__What is asked__
Give the count of lines in the data that include "received", with no other words.
____
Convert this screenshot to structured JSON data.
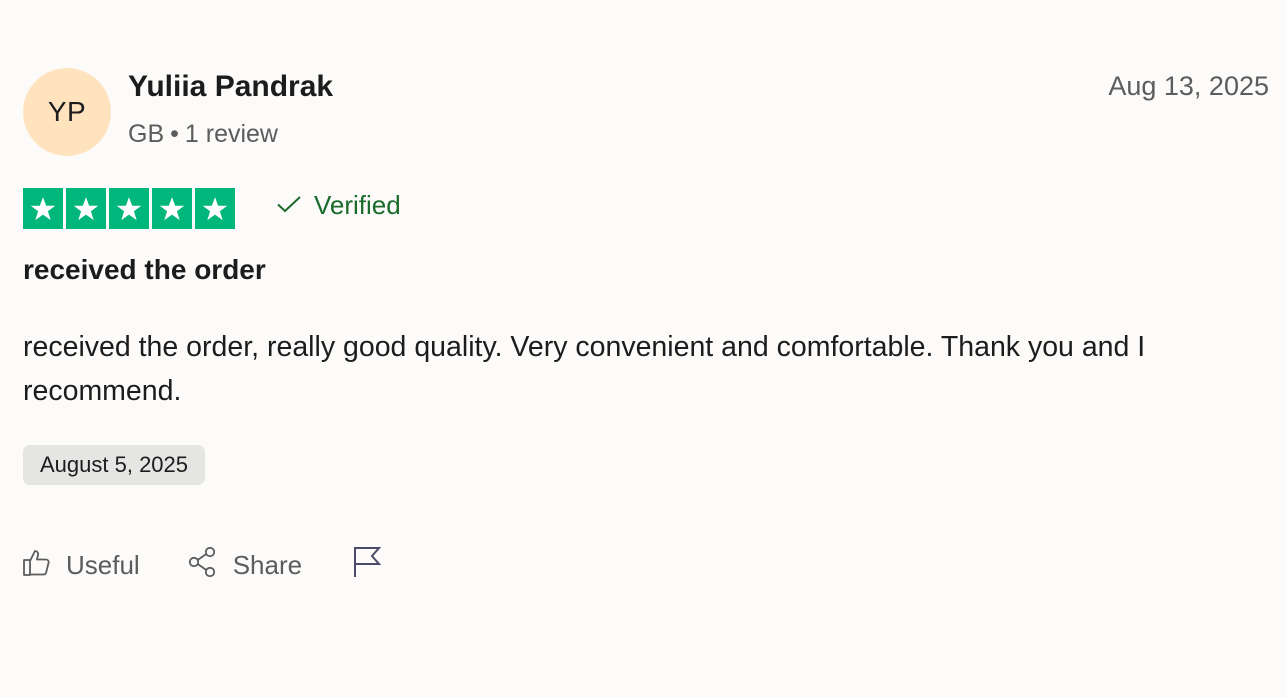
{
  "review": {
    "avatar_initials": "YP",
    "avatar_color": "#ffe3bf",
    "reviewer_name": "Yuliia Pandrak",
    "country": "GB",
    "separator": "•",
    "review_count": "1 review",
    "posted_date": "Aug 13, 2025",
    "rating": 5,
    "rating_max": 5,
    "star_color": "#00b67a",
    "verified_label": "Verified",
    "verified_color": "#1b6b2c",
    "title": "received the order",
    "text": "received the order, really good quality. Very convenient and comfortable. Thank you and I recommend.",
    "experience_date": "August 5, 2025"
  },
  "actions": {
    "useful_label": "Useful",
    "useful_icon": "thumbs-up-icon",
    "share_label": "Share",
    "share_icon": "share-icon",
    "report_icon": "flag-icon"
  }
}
____
__Solution to this task__
2